--- begin ---

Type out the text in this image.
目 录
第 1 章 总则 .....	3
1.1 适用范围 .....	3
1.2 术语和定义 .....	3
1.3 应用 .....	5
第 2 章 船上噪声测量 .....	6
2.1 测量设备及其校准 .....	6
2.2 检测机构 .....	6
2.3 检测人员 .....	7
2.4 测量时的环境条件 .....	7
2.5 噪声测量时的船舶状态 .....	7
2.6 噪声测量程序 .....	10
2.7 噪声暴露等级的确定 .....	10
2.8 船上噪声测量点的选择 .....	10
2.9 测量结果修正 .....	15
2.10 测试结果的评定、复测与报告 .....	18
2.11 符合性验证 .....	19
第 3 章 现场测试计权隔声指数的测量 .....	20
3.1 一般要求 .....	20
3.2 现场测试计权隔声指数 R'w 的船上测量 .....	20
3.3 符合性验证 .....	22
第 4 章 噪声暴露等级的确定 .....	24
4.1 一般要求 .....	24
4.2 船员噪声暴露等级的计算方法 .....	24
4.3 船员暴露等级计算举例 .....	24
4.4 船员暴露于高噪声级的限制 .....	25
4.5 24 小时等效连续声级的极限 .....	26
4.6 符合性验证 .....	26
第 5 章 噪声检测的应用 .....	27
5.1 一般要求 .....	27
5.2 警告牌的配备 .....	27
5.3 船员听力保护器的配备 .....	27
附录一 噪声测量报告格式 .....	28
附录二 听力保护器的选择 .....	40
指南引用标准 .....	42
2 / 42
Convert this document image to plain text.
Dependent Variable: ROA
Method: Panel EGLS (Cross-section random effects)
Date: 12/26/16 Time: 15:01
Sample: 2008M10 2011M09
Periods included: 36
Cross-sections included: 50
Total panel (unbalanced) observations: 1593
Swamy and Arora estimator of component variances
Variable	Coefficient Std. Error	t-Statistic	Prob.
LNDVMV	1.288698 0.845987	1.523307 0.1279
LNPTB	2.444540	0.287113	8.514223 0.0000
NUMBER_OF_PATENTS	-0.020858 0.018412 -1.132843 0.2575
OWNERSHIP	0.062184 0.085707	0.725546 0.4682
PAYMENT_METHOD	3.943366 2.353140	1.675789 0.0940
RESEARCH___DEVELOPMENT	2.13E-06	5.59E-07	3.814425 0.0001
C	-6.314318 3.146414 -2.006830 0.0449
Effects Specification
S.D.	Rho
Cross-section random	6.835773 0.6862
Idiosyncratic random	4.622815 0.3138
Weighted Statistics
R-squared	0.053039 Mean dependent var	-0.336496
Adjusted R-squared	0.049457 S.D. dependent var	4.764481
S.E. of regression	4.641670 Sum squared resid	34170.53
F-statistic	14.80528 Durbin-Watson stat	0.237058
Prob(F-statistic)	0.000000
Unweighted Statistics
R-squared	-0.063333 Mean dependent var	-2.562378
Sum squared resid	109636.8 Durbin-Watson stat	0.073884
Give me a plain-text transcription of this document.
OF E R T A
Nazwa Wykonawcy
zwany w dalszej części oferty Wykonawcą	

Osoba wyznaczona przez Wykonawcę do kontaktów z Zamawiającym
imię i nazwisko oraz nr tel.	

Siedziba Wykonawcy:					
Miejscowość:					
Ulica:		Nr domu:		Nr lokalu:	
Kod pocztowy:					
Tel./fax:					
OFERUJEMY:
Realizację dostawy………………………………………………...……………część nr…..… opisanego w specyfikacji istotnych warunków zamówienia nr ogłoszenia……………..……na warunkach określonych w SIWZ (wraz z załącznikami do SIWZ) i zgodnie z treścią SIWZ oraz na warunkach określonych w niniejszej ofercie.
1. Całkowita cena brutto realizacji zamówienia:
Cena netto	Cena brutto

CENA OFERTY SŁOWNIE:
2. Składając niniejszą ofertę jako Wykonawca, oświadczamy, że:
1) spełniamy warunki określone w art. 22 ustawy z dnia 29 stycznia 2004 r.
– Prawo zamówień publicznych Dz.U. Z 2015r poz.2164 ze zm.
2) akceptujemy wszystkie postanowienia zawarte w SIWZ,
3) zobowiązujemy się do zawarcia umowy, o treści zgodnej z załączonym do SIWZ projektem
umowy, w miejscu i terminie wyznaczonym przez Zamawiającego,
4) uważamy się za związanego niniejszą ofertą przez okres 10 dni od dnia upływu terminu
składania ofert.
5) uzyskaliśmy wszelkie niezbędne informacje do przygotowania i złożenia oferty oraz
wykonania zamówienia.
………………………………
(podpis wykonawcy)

--- end ---

■ REQUIRED TASK:
Your task is to retype all of the records exactly.

■ CORRECT RESPONSE:
Type out the text in this image.
目 录
第 1 章 总则 .....	3
1.1 适用范围 .....	3
1.2 术语和定义 .....	3
1.3 应用 .....	5
第 2 章 船上噪声测量 .....	6
2.1 测量设备及其校准 .....	6
2.2 检测机构 .....	6
2.3 检测人员 .....	7
2.4 测量时的环境条件 .....	7
2.5 噪声测量时的船舶状态 .....	7
2.6 噪声测量程序 .....	10
2.7 噪声暴露等级的确定 .....	10
2.8 船上噪声测量点的选择 .....	10
2.9 测量结果修正 .....	15
2.10 测试结果的评定、复测与报告 .....	18
2.11 符合性验证 .....	19
第 3 章 现场测试计权隔声指数的测量 .....	20
3.1 一般要求 .....	20
3.2 现场测试计权隔声指数 R'w 的船上测量 .....	20
3.3 符合性验证 .....	22
第 4 章 噪声暴露等级的确定 .....	24
4.1 一般要求 .....	24
4.2 船员噪声暴露等级的计算方法 .....	24
4.3 船员暴露等级计算举例 .....	24
4.4 船员暴露于高噪声级的限制 .....	25
4.5 24 小时等效连续声级的极限 .....	26
4.6 符合性验证 .....	26
第 5 章 噪声检测的应用 .....	27
5.1 一般要求 .....	27
5.2 警告牌的配备 .....	27
5.3 船员听力保护器的配备 .....	27
附录一 噪声测量报告格式 .....	28
附录二 听力保护器的选择 .....	40
指南引用标准 .....	42
2 / 42
Convert this document image to plain text.
Dependent Variable: ROA
Method: Panel EGLS (Cross-section random effects)
Date: 12/26/16 Time: 15:01
Sample: 2008M10 2011M09
Periods included: 36
Cross-sections included: 50
Total panel (unbalanced) observations: 1593
Swamy and Arora estimator of component variances
Variable	Coefficient Std. Error	t-Statistic	Prob.
LNDVMV	1.288698 0.845987	1.523307 0.1279
LNPTB	2.444540	0.287113	8.514223 0.0000
NUMBER_OF_PATENTS	-0.020858 0.018412 -1.132843 0.2575
OWNERSHIP	0.062184 0.085707	0.725546 0.4682
PAYMENT_METHOD	3.943366 2.353140	1.675789 0.0940
RESEARCH___DEVELOPMENT	2.13E-06	5.59E-07	3.814425 0.0001
C	-6.314318 3.146414 -2.006830 0.0449
Effects Specification
S.D.	Rho
Cross-section random	6.835773 0.6862
Idiosyncratic random	4.622815 0.3138
Weighted Statistics
R-squared	0.053039 Mean dependent var	-0.336496
Adjusted R-squared	0.049457 S.D. dependent var	4.764481
S.E. of regression	4.641670 Sum squared resid	34170.53
F-statistic	14.80528 Durbin-Watson stat	0.237058
Prob(F-statistic)	0.000000
Unweighted Statistics
R-squared	-0.063333 Mean dependent var	-2.562378
Sum squared resid	109636.8 Durbin-Watson stat	0.073884
Give me a plain-text transcription of this document.
OF E R T A
Nazwa Wykonawcy
zwany w dalszej części oferty Wykonawcą	

Osoba wyznaczona przez Wykonawcę do kontaktów z Zamawiającym
imię i nazwisko oraz nr tel.	

Siedziba Wykonawcy:					
Miejscowość:					
Ulica:		Nr domu:		Nr lokalu:	
Kod pocztowy:					
Tel./fax:					
OFERUJEMY:
Realizację dostawy………………………………………………...……………część nr…..… opisanego w specyfikacji istotnych warunków zamówienia nr ogłoszenia……………..……na warunkach określonych w SIWZ (wraz z załącznikami do SIWZ) i zgodnie z treścią SIWZ oraz na warunkach określonych w niniejszej ofercie.
1. Całkowita cena brutto realizacji zamówienia:
Cena netto	Cena brutto

CENA OFERTY SŁOWNIE:
2. Składając niniejszą ofertę jako Wykonawca, oświadczamy, że:
1) spełniamy warunki określone w art. 22 ustawy z dnia 29 stycznia 2004 r.
– Prawo zamówień publicznych Dz.U. Z 2015r poz.2164 ze zm.
2) akceptujemy wszystkie postanowienia zawarte w SIWZ,
3) zobowiązujemy się do zawarcia umowy, o treści zgodnej z załączonym do SIWZ projektem
umowy, w miejscu i terminie wyznaczonym przez Zamawiającego,
4) uważamy się za związanego niniejszą ofertą przez okres 10 dni od dnia upływu terminu
składania ofert.
5) uzyskaliśmy wszelkie niezbędne informacje do przygotowania i złożenia oferty oraz
wykonania zamówienia.
………………………………
(podpis wykonawcy)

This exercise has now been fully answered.